# Selected extract

::::::

One category of profession is driven by the mediocre, the average, and
the middle-of-the-road. In it, the mediocre is collectively consequential.
The other has either giants or dwarves—more precisely, a very small number
of giants and a huge number of dwarves.
Let us see what is behind the formation of unexpected giants—the
Black Swan formation.
The Advent of Scalability
Consider the fate of Giaccomo, an opera singer at the end of the nineteenth
century, before sound recording was invented. Say he performs in a
small and remote town in central Italy. He is shielded from those big egos
at La Scala in Milan and other major opera houses. He feels safe as his
vocal cords will always be in demand somewhere in the district. There is
no way for him to export his singing, and there is no way for the big guns
to export theirs and threaten his local franchise. It is not yet possible for
him to store his work, so his presence is needed at every performance, just
as a barber is (still) needed today for every haircut. So the total pie is unevenly
split, but only mildly so, much like your calorie consumption. It is
cut in a few pieces and everyone has a share; the big guns have larger audiences
and get more invitations than the small guy, but this is not too
worrisome. Inequalities exist, but let us call them mild. There is no scalability
yet, no way to double the largest in-person audience without having
to sing twice.

::::::

[Data entries]
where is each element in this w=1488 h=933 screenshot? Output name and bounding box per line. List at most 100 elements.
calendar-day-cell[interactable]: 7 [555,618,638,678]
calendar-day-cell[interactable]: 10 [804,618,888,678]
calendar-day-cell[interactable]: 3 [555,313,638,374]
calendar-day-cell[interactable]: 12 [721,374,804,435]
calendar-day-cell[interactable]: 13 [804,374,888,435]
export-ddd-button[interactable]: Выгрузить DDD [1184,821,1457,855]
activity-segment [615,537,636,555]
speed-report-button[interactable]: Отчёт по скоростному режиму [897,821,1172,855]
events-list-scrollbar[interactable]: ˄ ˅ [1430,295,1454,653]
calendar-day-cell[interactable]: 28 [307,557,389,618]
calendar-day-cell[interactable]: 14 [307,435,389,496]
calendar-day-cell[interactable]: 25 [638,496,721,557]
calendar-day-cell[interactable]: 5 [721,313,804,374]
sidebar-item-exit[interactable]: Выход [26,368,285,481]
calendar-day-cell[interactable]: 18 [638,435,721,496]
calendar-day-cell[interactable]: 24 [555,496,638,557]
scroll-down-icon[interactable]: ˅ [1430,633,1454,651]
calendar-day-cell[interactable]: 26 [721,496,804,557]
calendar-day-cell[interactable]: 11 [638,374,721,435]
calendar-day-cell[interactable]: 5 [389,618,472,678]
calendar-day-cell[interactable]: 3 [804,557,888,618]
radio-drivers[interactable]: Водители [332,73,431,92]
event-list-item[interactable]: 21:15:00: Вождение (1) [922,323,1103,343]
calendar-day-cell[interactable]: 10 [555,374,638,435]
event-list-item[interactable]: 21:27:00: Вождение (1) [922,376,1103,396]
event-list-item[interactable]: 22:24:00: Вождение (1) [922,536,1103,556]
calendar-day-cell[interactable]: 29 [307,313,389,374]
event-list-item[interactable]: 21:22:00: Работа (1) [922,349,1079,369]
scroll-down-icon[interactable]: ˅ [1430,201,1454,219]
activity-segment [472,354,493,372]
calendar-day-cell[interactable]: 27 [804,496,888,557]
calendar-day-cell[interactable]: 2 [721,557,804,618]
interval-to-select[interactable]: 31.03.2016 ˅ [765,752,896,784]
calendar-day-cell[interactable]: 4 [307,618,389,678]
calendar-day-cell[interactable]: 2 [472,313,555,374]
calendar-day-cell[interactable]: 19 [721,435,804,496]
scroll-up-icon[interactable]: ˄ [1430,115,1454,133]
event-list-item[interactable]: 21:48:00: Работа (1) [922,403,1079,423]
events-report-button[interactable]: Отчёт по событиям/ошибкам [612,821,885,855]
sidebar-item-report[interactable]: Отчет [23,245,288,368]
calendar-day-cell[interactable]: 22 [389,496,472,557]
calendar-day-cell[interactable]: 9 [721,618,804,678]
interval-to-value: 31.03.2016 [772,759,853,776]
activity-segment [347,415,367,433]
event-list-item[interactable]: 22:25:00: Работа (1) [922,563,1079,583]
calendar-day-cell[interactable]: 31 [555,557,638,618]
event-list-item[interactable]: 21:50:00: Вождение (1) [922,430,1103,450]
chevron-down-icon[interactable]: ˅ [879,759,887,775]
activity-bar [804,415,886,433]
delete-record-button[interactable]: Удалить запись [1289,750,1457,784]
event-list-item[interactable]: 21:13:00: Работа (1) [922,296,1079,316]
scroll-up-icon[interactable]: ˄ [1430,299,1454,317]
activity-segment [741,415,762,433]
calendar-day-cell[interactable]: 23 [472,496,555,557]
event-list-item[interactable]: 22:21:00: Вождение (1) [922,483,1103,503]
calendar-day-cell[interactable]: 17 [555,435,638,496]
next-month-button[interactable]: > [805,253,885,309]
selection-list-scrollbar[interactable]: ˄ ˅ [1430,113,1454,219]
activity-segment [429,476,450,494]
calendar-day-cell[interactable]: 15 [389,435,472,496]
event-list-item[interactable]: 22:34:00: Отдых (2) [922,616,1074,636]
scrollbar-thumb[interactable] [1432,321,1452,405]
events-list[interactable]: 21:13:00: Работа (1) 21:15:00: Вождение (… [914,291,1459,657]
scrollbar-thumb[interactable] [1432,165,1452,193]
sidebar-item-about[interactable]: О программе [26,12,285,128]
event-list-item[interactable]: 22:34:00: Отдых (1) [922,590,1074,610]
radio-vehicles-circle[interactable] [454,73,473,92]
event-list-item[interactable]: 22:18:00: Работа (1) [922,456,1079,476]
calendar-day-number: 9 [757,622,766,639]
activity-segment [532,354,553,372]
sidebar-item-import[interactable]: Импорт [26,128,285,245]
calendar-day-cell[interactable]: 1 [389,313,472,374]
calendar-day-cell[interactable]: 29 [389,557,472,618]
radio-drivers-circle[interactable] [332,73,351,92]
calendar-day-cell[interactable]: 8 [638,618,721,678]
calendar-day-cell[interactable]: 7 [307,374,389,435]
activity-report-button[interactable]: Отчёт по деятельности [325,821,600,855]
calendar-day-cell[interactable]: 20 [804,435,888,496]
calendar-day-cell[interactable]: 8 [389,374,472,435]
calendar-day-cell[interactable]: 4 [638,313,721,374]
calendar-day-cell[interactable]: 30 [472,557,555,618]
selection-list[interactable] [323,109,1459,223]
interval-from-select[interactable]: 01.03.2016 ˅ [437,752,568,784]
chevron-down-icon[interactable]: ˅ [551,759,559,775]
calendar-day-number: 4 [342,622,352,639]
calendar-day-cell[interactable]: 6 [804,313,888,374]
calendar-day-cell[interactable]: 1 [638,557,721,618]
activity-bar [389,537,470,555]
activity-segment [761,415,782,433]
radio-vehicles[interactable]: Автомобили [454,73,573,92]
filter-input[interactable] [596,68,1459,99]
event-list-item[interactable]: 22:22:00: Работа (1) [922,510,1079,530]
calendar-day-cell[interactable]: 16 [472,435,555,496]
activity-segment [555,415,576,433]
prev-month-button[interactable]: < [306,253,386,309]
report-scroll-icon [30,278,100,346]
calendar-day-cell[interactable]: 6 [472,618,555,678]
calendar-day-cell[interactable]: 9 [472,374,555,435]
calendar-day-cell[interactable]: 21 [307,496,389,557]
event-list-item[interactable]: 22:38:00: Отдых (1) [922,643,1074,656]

::::::

# Problem to solve
Which geographic places are named in the excerpt on scalability above?

# Task answer
Central Italy, La Scala, Milan